Rows from a dataset
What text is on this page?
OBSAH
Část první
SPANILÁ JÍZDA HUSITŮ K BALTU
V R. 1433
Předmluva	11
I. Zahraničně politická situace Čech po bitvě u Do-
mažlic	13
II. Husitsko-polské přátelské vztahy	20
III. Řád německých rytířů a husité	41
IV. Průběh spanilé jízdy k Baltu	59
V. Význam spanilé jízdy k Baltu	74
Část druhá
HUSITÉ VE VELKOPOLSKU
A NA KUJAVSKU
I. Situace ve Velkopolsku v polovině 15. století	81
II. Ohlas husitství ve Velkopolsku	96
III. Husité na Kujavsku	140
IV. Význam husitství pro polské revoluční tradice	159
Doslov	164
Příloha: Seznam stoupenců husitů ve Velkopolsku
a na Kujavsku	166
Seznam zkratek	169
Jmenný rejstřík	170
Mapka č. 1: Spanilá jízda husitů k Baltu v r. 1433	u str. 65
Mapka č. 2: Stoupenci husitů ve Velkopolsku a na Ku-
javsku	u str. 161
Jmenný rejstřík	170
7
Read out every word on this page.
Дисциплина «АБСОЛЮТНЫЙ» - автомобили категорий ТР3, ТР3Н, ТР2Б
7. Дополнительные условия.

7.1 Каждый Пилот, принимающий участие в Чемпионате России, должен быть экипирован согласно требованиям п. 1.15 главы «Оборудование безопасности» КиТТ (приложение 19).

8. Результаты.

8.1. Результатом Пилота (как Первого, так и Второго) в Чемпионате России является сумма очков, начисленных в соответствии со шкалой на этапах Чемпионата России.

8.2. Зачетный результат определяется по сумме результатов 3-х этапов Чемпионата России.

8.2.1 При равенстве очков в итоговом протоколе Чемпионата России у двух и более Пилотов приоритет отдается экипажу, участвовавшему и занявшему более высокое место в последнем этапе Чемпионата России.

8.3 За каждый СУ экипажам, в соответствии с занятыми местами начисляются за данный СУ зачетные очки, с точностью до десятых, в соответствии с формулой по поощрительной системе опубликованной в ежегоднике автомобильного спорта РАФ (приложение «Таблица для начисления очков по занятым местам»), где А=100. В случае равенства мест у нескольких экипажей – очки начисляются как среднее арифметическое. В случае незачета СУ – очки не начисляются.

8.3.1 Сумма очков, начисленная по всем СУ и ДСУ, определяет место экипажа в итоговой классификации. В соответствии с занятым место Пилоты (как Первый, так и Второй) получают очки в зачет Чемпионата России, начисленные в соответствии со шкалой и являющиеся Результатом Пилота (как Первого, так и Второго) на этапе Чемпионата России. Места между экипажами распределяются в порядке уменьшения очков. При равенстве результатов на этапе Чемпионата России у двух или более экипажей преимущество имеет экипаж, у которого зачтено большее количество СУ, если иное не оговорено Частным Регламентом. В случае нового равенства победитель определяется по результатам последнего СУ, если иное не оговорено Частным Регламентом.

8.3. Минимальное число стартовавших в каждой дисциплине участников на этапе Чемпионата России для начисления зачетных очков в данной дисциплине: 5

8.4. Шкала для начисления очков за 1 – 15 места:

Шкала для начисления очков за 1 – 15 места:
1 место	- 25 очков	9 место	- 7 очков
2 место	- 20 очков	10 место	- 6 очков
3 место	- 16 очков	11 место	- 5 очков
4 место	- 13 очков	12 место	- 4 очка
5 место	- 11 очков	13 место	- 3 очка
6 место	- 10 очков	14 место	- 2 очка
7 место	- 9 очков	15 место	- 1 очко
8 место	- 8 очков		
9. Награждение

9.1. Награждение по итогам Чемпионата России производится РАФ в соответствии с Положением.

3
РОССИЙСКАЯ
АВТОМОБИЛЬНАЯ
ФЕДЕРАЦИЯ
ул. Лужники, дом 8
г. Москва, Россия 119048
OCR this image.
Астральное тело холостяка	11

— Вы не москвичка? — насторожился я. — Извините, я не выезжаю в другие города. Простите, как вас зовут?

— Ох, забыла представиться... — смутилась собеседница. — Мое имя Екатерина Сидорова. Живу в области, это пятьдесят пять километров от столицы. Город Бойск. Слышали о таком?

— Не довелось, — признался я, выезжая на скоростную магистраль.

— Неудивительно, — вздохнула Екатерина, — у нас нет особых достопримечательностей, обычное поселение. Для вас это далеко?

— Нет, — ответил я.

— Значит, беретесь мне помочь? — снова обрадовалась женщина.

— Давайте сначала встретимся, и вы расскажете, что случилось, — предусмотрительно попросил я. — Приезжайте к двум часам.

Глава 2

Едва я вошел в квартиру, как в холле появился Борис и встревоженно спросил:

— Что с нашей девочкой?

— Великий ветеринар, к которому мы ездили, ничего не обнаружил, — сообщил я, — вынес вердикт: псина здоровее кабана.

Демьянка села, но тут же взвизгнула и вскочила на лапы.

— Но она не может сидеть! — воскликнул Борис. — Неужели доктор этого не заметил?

(WHAT THE TASK REQUIRES)
Out of the records, collect only those lines that contain the string "polské".

(RESPONSE TO THIS TASK)
II. Husitsko-polské přátelské vztahy	20
IV. Význam husitství pro polské revoluční tradice	159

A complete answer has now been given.